Scan the lines below; pull out those with "title".

- [Supplied data]:
══════

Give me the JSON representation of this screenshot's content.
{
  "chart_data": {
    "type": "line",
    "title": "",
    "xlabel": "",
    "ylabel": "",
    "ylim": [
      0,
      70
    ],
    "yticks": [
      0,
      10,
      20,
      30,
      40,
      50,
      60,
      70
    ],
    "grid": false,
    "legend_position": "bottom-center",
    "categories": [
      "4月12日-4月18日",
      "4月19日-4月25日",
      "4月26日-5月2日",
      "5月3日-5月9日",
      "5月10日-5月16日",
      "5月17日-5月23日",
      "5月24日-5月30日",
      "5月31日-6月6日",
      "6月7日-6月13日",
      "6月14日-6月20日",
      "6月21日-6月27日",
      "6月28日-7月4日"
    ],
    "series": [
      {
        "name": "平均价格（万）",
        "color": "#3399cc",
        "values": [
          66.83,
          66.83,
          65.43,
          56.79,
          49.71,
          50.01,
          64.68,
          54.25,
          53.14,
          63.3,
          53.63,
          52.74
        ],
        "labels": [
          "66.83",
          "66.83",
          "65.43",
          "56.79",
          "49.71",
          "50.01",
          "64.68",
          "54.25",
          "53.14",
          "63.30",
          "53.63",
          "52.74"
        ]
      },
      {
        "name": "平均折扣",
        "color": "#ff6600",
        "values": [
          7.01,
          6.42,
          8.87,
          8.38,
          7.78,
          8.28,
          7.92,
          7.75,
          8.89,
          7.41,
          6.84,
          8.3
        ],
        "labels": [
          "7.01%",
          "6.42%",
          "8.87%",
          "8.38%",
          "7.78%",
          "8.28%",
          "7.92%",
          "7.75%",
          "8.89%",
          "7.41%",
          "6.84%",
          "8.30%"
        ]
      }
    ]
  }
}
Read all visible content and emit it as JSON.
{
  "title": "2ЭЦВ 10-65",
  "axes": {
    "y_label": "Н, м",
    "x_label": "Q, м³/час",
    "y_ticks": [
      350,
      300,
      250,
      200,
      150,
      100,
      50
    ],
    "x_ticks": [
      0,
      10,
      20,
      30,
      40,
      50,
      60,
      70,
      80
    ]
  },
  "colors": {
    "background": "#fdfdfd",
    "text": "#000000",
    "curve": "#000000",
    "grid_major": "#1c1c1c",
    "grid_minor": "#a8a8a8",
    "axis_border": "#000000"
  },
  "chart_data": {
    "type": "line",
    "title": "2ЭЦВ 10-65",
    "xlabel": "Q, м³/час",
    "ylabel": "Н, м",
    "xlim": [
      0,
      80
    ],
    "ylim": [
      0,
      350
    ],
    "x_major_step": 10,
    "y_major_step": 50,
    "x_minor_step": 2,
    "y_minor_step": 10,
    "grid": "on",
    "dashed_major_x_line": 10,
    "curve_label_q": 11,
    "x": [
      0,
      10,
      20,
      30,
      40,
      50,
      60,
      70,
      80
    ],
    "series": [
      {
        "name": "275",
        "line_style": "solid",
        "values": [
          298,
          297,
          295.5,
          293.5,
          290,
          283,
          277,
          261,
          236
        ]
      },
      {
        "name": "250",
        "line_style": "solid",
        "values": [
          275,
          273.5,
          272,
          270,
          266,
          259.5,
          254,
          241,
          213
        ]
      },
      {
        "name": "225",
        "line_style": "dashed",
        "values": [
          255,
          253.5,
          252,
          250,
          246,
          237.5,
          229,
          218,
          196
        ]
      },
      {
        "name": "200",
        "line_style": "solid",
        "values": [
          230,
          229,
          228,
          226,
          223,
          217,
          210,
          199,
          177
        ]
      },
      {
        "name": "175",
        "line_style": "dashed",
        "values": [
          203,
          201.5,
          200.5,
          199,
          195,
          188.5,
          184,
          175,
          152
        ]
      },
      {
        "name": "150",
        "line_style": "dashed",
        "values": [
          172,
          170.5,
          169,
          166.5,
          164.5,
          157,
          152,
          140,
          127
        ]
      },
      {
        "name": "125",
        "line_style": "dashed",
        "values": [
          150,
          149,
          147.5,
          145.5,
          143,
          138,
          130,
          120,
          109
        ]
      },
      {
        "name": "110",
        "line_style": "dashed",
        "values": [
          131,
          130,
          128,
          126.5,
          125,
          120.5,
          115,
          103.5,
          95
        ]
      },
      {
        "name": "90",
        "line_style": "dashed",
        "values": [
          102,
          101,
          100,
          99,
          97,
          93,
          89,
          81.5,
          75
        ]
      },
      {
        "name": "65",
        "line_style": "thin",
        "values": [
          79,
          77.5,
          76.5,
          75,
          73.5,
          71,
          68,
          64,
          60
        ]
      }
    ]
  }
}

══════

- [Solution to this problem]:
    "title": "",
  "title": "2ЭЦВ 10-65",
    "title": "2ЭЦВ 10-65",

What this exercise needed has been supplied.